Dataset items
########
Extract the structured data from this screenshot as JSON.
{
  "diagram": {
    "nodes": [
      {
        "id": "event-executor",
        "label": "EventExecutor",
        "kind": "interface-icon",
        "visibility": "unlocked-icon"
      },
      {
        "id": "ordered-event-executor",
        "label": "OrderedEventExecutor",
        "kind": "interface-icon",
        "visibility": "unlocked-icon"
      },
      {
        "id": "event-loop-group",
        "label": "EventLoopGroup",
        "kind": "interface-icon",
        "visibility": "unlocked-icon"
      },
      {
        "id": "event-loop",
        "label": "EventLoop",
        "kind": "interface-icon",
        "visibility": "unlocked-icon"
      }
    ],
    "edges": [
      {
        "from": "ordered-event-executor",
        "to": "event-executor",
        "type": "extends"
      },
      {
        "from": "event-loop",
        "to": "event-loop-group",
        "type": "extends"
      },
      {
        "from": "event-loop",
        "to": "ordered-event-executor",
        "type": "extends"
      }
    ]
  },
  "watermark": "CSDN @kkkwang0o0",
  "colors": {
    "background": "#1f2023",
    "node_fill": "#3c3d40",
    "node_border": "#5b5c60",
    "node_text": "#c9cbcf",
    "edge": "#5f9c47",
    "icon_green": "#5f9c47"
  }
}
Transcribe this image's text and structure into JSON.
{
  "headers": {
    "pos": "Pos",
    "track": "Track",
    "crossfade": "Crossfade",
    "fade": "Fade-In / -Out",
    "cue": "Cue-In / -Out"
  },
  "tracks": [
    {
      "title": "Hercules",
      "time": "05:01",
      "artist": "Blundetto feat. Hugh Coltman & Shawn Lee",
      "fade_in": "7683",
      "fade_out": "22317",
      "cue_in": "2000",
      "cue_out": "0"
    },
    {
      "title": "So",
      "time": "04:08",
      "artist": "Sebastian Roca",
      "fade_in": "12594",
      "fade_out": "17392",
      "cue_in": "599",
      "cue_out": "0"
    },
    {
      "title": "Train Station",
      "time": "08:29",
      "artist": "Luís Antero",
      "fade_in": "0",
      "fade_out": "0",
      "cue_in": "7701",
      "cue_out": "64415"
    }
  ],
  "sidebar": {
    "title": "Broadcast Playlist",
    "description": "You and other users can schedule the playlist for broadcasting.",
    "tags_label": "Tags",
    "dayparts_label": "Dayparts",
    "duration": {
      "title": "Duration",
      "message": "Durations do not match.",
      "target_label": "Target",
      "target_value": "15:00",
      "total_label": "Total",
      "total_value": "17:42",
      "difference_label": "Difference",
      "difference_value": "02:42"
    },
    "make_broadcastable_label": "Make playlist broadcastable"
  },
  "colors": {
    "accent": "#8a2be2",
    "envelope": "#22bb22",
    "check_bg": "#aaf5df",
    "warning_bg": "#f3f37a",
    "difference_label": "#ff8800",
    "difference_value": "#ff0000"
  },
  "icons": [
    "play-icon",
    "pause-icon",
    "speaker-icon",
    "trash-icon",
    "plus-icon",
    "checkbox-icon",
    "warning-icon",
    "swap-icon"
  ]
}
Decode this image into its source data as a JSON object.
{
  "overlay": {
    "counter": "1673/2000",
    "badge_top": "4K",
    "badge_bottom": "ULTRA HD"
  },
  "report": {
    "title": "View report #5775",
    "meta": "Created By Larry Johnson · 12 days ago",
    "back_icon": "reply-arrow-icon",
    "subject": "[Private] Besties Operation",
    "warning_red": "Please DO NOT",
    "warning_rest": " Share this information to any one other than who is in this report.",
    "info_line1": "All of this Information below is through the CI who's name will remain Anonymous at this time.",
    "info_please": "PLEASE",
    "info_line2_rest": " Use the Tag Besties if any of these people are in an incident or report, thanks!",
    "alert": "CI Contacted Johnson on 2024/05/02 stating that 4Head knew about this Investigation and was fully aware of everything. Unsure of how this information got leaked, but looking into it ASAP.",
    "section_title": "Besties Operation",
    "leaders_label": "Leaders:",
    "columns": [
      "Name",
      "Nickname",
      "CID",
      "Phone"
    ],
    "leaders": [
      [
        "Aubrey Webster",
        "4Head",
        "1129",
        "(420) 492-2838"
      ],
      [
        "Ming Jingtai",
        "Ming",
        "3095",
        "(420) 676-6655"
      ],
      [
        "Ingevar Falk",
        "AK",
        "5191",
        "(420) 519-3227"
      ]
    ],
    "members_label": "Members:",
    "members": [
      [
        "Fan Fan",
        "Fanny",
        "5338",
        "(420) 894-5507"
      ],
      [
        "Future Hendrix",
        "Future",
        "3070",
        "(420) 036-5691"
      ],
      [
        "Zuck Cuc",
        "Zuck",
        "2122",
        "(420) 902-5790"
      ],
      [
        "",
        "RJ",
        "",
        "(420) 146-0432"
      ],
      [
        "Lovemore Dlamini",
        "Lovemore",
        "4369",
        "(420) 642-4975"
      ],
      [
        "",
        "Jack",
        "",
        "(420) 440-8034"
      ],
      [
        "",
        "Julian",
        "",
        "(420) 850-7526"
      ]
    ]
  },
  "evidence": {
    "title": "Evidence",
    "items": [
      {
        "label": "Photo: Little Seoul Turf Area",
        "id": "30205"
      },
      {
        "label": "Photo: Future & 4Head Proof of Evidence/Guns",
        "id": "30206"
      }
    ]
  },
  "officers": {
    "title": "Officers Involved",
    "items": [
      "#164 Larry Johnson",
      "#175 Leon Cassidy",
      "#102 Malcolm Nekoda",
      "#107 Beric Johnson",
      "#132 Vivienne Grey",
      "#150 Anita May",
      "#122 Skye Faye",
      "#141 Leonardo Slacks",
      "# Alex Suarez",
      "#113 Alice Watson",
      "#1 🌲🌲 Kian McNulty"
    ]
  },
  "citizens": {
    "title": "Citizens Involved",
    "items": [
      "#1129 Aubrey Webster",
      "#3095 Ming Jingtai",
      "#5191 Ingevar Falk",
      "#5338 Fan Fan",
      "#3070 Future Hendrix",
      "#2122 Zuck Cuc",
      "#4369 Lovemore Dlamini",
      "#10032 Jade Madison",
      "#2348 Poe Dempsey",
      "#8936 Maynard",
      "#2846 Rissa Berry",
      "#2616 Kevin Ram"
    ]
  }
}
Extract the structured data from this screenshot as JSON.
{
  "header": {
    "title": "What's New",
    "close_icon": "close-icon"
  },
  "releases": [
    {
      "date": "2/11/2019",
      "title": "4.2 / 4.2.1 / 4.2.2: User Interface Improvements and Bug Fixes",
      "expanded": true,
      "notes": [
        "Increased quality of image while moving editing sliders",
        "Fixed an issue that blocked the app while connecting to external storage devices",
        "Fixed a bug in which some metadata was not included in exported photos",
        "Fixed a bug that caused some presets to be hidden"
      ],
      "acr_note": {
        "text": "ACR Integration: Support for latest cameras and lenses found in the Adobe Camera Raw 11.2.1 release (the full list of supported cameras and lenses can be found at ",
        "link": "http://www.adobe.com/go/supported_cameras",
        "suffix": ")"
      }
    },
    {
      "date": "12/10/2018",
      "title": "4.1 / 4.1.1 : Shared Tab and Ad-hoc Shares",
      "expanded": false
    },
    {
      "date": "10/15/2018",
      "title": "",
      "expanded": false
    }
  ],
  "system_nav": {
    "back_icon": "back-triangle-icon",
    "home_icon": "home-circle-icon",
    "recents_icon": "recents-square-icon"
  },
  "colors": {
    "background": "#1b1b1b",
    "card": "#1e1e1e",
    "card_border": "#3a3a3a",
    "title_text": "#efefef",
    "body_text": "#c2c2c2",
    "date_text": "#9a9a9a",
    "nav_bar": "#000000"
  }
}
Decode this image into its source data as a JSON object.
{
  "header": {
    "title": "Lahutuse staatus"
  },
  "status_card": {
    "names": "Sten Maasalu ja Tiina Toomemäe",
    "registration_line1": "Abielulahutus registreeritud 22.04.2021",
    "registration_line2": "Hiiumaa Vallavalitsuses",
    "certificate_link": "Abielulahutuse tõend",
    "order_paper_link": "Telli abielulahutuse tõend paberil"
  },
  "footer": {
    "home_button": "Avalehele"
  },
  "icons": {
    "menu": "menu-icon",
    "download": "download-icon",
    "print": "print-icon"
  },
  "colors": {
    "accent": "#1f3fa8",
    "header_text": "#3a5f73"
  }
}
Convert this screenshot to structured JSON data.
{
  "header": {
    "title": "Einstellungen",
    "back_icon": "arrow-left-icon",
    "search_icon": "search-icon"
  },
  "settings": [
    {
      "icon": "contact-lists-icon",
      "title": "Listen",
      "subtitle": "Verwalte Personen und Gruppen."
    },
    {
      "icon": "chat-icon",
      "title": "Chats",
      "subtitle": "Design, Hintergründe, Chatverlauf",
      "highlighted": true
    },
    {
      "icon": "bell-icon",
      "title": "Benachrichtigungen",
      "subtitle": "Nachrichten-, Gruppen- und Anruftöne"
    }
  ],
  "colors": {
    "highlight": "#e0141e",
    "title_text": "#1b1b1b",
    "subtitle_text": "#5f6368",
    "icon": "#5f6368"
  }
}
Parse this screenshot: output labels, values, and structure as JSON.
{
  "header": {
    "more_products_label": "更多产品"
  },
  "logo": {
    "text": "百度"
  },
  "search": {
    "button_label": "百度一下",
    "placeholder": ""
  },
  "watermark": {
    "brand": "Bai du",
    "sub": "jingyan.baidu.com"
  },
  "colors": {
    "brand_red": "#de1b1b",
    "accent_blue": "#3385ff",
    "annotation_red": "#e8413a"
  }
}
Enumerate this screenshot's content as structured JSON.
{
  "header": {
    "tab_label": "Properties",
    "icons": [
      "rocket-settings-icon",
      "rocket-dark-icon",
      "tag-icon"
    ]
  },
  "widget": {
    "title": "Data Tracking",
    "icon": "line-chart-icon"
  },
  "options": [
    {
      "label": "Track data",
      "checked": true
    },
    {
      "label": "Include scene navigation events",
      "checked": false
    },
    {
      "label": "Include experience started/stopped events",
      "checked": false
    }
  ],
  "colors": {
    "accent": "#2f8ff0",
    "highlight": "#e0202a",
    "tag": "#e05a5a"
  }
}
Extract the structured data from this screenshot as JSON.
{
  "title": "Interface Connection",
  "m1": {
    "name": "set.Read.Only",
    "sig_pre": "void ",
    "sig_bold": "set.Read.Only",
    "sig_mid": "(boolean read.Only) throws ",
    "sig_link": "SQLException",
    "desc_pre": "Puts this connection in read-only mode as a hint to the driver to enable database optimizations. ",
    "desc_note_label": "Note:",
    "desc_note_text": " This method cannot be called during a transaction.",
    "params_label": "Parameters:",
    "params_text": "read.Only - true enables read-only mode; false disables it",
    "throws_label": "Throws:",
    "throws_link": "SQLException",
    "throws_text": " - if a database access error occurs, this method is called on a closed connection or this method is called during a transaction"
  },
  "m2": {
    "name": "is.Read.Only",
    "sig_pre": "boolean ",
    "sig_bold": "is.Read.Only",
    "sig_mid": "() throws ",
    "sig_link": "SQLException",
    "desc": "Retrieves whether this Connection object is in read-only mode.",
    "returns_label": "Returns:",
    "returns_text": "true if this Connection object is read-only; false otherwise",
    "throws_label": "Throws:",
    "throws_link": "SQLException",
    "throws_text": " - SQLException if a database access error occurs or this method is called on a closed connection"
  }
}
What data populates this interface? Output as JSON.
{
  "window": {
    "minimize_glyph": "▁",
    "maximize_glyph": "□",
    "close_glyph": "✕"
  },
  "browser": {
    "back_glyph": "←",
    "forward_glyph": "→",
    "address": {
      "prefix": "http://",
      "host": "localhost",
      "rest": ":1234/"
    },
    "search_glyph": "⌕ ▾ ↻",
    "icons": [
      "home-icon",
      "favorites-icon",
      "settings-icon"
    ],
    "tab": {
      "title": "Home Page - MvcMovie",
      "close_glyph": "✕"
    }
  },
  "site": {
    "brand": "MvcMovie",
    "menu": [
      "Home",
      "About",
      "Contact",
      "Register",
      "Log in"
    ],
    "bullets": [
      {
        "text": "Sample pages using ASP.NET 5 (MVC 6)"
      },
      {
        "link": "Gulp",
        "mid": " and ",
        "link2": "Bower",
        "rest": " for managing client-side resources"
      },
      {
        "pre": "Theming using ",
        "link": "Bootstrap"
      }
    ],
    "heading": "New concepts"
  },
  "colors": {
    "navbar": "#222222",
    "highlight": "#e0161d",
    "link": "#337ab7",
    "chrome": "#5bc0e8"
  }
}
########
(Given task)
Search the entries for the word "called" and gather every line where it appears.

(Correct answer)
    "desc_note_text": " This method cannot be called during a transaction.",
    "throws_text": " - if a database access error occurs, this method is called on a closed connection or this method is called during a transaction"
    "throws_text": " - SQLException if a database access error occurs or this method is called on a closed connection"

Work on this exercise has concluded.